• **WHAT IS BEING ASKED**:
The response must contain every line below in which "coronavirus" appears.

= Beginning of Section =

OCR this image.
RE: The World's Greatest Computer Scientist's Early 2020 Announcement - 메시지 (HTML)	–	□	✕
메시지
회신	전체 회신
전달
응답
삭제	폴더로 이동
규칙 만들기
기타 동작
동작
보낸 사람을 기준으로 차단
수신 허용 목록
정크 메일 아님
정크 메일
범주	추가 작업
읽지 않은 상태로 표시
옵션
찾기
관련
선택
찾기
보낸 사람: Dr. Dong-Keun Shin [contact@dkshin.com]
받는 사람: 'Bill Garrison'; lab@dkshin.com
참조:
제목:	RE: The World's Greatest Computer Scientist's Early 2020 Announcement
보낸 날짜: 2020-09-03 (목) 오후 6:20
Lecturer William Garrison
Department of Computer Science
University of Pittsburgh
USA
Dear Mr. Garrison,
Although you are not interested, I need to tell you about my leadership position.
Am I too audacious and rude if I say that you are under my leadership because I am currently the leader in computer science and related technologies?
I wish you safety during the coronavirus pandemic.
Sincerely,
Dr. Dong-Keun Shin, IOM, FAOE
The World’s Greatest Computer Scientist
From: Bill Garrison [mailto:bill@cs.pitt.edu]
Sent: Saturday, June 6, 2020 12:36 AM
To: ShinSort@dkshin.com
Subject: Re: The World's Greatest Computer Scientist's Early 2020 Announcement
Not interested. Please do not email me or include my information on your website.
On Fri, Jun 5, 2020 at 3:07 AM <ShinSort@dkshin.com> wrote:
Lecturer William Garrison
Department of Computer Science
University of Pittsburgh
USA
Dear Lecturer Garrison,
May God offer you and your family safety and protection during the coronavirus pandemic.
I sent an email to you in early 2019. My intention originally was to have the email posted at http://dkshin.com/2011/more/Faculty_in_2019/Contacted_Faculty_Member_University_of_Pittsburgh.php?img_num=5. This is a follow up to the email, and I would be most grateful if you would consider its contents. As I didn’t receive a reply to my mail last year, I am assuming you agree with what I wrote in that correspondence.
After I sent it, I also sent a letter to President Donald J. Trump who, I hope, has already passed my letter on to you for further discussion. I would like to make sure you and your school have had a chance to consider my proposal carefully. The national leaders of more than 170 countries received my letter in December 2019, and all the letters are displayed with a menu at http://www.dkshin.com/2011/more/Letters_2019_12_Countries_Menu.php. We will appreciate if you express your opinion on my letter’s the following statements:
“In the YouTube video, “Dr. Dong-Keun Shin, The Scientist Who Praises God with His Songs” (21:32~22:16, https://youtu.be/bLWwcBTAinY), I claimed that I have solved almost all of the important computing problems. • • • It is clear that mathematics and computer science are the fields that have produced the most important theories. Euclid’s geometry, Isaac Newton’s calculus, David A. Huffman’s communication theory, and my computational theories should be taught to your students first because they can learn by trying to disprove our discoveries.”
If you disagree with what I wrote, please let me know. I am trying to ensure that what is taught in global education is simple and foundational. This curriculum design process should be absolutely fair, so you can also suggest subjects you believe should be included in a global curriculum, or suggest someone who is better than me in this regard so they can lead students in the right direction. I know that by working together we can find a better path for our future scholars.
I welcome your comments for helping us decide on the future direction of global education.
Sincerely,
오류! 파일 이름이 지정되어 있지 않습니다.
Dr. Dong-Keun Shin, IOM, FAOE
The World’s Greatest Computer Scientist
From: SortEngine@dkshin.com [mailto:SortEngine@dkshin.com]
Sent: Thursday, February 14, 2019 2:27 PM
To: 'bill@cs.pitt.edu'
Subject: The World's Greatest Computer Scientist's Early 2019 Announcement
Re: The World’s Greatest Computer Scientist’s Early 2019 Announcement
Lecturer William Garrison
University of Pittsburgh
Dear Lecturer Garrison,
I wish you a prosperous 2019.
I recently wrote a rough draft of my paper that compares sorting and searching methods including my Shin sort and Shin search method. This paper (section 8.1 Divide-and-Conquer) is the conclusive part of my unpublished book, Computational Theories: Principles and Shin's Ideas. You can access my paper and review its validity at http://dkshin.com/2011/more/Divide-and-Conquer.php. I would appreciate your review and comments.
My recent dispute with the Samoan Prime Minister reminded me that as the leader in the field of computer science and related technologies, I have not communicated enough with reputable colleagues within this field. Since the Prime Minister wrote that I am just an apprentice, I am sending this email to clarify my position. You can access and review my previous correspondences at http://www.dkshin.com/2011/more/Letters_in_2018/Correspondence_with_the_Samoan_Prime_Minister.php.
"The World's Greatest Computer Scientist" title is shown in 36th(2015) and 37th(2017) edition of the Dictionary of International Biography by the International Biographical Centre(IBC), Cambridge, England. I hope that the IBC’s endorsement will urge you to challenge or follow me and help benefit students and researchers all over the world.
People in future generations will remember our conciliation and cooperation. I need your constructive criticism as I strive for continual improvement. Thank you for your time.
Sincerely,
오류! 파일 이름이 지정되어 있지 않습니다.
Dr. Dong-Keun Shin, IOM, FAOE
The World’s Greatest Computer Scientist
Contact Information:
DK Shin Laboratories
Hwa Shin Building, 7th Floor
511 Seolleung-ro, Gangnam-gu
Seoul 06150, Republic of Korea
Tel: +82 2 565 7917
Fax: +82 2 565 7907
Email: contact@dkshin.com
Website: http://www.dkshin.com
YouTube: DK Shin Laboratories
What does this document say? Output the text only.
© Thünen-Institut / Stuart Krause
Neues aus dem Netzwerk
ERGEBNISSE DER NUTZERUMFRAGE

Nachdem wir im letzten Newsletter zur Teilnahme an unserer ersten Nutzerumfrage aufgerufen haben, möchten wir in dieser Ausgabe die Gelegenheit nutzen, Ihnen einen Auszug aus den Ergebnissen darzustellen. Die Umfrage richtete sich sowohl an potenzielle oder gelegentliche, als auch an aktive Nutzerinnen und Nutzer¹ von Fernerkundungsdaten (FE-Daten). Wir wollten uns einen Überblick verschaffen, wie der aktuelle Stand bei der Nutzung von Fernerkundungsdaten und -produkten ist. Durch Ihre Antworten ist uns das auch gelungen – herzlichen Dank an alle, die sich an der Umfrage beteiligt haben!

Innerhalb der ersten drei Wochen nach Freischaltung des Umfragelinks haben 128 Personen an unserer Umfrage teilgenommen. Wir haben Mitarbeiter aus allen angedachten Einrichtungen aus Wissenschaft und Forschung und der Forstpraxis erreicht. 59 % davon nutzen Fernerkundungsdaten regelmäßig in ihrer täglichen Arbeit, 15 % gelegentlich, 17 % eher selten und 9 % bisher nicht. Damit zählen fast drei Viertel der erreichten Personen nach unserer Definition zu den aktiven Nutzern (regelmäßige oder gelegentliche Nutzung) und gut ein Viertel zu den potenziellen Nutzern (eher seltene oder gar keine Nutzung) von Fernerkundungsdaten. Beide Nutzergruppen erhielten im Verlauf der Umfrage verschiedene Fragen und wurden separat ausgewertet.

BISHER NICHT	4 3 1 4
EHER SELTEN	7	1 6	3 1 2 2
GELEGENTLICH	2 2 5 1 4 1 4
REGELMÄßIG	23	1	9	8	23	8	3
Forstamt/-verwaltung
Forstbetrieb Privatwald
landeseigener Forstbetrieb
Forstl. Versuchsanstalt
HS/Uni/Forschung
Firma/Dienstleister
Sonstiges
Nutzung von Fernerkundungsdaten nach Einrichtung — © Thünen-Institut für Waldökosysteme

= End of Section =

• **TASK RESULT**:
I wish you safety during the coronavirus pandemic.
May God offer you and your family safety and protection during the coronavirus pandemic.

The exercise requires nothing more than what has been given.